• REQUIRED TASK: Transcribe the whole listing without a single picture.

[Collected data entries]
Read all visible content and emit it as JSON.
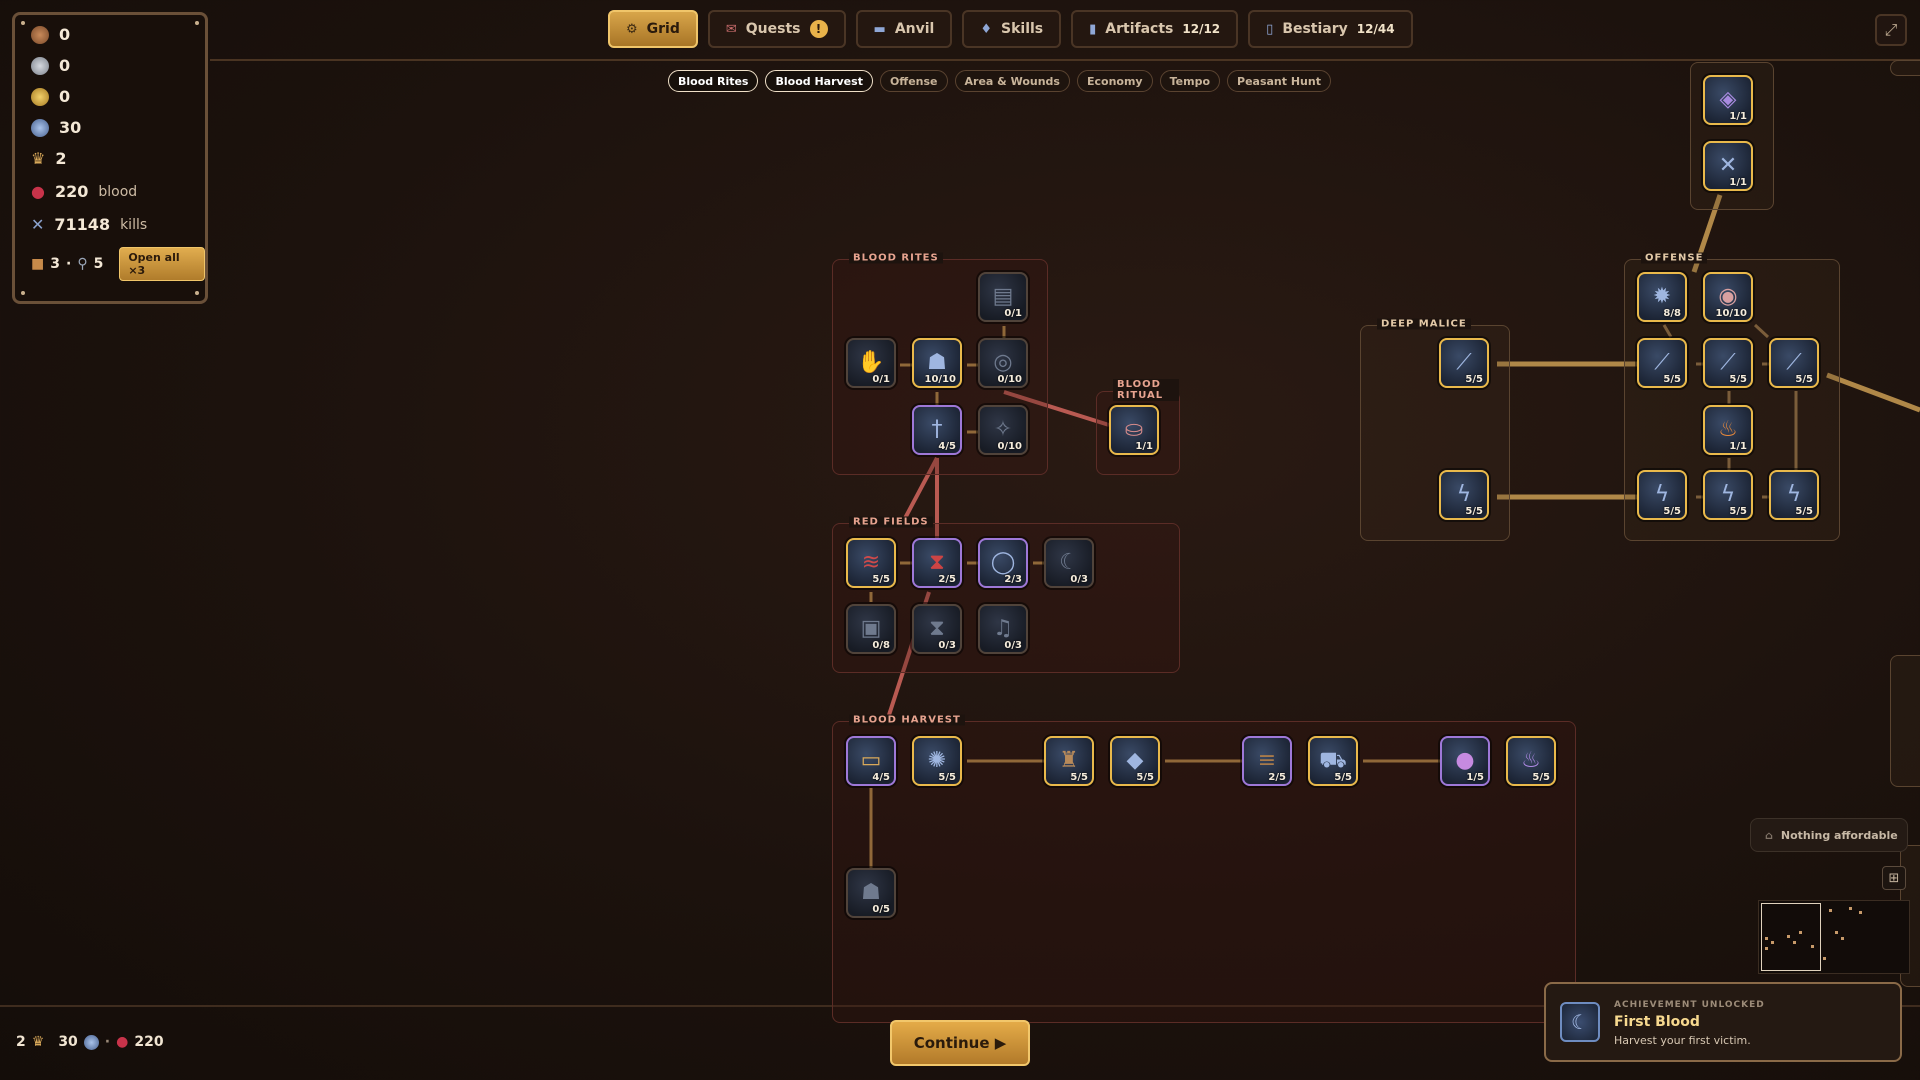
{
  "tabs": [
    {
      "label": "Grid",
      "icon": "gear-icon",
      "active": true
    },
    {
      "label": "Quests",
      "icon": "scroll-icon",
      "badge": "!"
    },
    {
      "label": "Anvil",
      "icon": "anvil-icon"
    },
    {
      "label": "Skills",
      "icon": "flame-icon"
    },
    {
      "label": "Artifacts",
      "icon": "artifact-icon",
      "count": "12/12"
    },
    {
      "label": "Bestiary",
      "icon": "book-icon",
      "count": "12/44"
    }
  ],
  "filters": [
    "Blood Rites",
    "Blood Harvest",
    "Offense",
    "Area & Wounds",
    "Economy",
    "Tempo",
    "Peasant Hunt"
  ],
  "active_filters": [
    "Blood Rites",
    "Blood Harvest"
  ],
  "resources": {
    "copper": "0",
    "silver": "0",
    "gold": "0",
    "gems": "30",
    "crowns": "2",
    "blood": "220",
    "blood_label": "blood",
    "kills": "71148",
    "kills_label": "kills",
    "chests": "3",
    "keys": "5",
    "open_all": "Open all ×3"
  },
  "groups": {
    "blood_rites": "BLOOD RITES",
    "blood_ritual": "BLOOD RITUAL",
    "red_fields": "RED FIELDS",
    "blood_harvest": "BLOOD HARVEST",
    "deep_malice": "DEEP MALICE",
    "offense": "OFFENSE"
  },
  "nodes": {
    "br1": "0/1",
    "br2": "0/1",
    "br3": "10/10",
    "br4": "0/10",
    "br5": "4/5",
    "br6": "0/10",
    "ritual": "1/1",
    "rf1": "5/5",
    "rf2": "2/5",
    "rf3": "2/3",
    "rf4": "0/3",
    "rf5": "0/8",
    "rf6": "0/3",
    "rf7": "0/3",
    "bh1": "4/5",
    "bh2": "5/5",
    "bh3": "5/5",
    "bh4": "5/5",
    "bh5": "2/5",
    "bh6": "5/5",
    "bh7": "1/5",
    "bh8": "5/5",
    "bh9": "0/5",
    "top1": "1/1",
    "top2": "1/1",
    "off1": "8/8",
    "off2": "10/10",
    "off3": "5/5",
    "off4": "5/5",
    "off5": "5/5",
    "off6": "1/1",
    "off7": "5/5",
    "off8": "5/5",
    "off9": "5/5",
    "dm1": "5/5",
    "dm2": "5/5"
  },
  "nothing_affordable": "Nothing affordable",
  "achievement": {
    "kicker": "ACHIEVEMENT UNLOCKED",
    "title": "First Blood",
    "desc": "Harvest your first victim."
  },
  "bottom": {
    "crowns": "2",
    "gems": "30",
    "sep": "·",
    "blood": "220"
  },
  "continue_label": "Continue ▶"
}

• ANSWER FOR THIS EXERCISE:
Read all visible content and emit it as JSON.
{
  "tabs": [
    {
      "label": "Grid",
      "icon": "gear-icon",
      "active": true
    },
    {
      "label": "Quests",
      "icon": "scroll-icon",
      "badge": "!"
    },
    {
      "label": "Anvil",
      "icon": "anvil-icon"
    },
    {
      "label": "Skills",
      "icon": "flame-icon"
    },
    {
      "label": "Artifacts",
      "icon": "artifact-icon",
      "count": "12/12"
    },
    {
      "label": "Bestiary",
      "icon": "book-icon",
      "count": "12/44"
    }
  ],
  "filters": [
    "Blood Rites",
    "Blood Harvest",
    "Offense",
    "Area & Wounds",
    "Economy",
    "Tempo",
    "Peasant Hunt"
  ],
  "active_filters": [
    "Blood Rites",
    "Blood Harvest"
  ],
  "resources": {
    "copper": "0",
    "silver": "0",
    "gold": "0",
    "gems": "30",
    "crowns": "2",
    "blood": "220",
    "blood_label": "blood",
    "kills": "71148",
    "kills_label": "kills",
    "chests": "3",
    "keys": "5",
    "open_all": "Open all ×3"
  },
  "groups": {
    "blood_rites": "BLOOD RITES",
    "blood_ritual": "BLOOD RITUAL",
    "red_fields": "RED FIELDS",
    "blood_harvest": "BLOOD HARVEST",
    "deep_malice": "DEEP MALICE",
    "offense": "OFFENSE"
  },
  "nodes": {
    "br1": "0/1",
    "br2": "0/1",
    "br3": "10/10",
    "br4": "0/10",
    "br5": "4/5",
    "br6": "0/10",
    "ritual": "1/1",
    "rf1": "5/5",
    "rf2": "2/5",
    "rf3": "2/3",
    "rf4": "0/3",
    "rf5": "0/8",
    "rf6": "0/3",
    "rf7": "0/3",
    "bh1": "4/5",
    "bh2": "5/5",
    "bh3": "5/5",
    "bh4": "5/5",
    "bh5": "2/5",
    "bh6": "5/5",
    "bh7": "1/5",
    "bh8": "5/5",
    "bh9": "0/5",
    "top1": "1/1",
    "top2": "1/1",
    "off1": "8/8",
    "off2": "10/10",
    "off3": "5/5",
    "off4": "5/5",
    "off5": "5/5",
    "off6": "1/1",
    "off7": "5/5",
    "off8": "5/5",
    "off9": "5/5",
    "dm1": "5/5",
    "dm2": "5/5"
  },
  "nothing_affordable": "Nothing affordable",
  "achievement": {
    "kicker": "ACHIEVEMENT UNLOCKED",
    "title": "First Blood",
    "desc": "Harvest your first victim."
  },
  "bottom": {
    "crowns": "2",
    "gems": "30",
    "sep": "·",
    "blood": "220"
  },
  "continue_label": "Continue ▶"
}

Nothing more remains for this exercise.